Task objective —
Check every line of the material below for the string "словами", and return the ones that have it.

··········

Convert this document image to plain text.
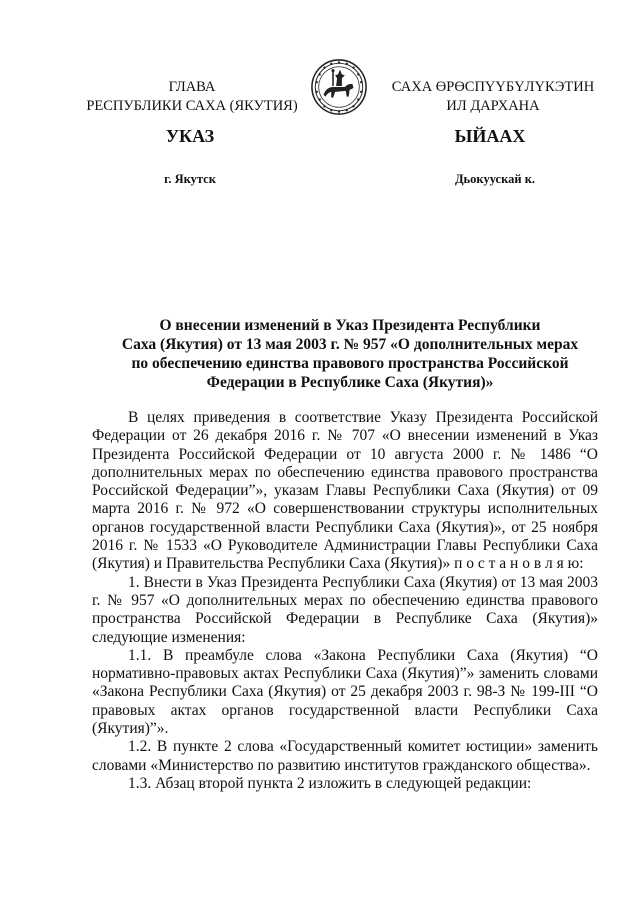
ГЛАВА
РЕСПУБЛИКИ САХА (ЯКУТИЯ)
САХА ӨРӨСПҮҮБҮЛҮКЭТИН
ИЛ ДАРХАНА
УКАЗ	ЫЙААХ
г. Якутск	Дьокуускай к.
О внесении изменений в Указ Президента Республики
Саха (Якутия) от 13 мая 2003 г. № 957 «О дополнительных мерах
по обеспечению единства правового пространства Российской
Федерации в Республике Саха (Якутия)»

В целях приведения в соответствие Указу Президента Российской Федерации от 26 декабря 2016 г. № 707 «О внесении изменений в Указ Президента Российской Федерации от 10 августа 2000 г. № 1486 “О дополнительных мерах по обеспечению единства правового пространства Российской Федерации”», указам Главы Республики Саха (Якутия) от 09 марта 2016 г. № 972 «О совершенствовании структуры исполнительных органов государственной власти Республики Саха (Якутия)», от 25 ноября 2016 г. № 1533 «О Руководителе Администрации Главы Республики Саха (Якутия) и Правительства Республики Саха (Якутия)» п о с т а н о в л я ю:

1. Внести в Указ Президента Республики Саха (Якутия) от 13 мая 2003 г. № 957 «О дополнительных мерах по обеспечению единства правового пространства Российской Федерации в Республике Саха (Якутия)» следующие изменения:

1.1. В преамбуле слова «Закона Республики Саха (Якутия) “О нормативно-правовых актах Республики Саха (Якутия)”» заменить словами «Закона Республики Саха (Якутия) от 25 декабря 2003 г. 98-З № 199-III “О правовых актах органов государственной власти Республики Саха (Якутия)”».

1.2. В пункте 2 слова «Государственный комитет юстиции» заменить словами «Министерство по развитию институтов гражданского общества».

1.3. Абзац второй пункта 2 изложить в следующей редакции:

··········

Output of the exercise —
1.1. В преамбуле слова «Закона Республики Саха (Якутия) “О нормативно-правовых актах Республики Саха (Якутия)”» заменить словами «Закона Республики Саха (Якутия) от 25 декабря 2003 г. 98-З № 199-III “О правовых актах органов государственной власти Республики Саха (Якутия)”».
1.2. В пункте 2 слова «Государственный комитет юстиции» заменить словами «Министерство по развитию институтов гражданского общества».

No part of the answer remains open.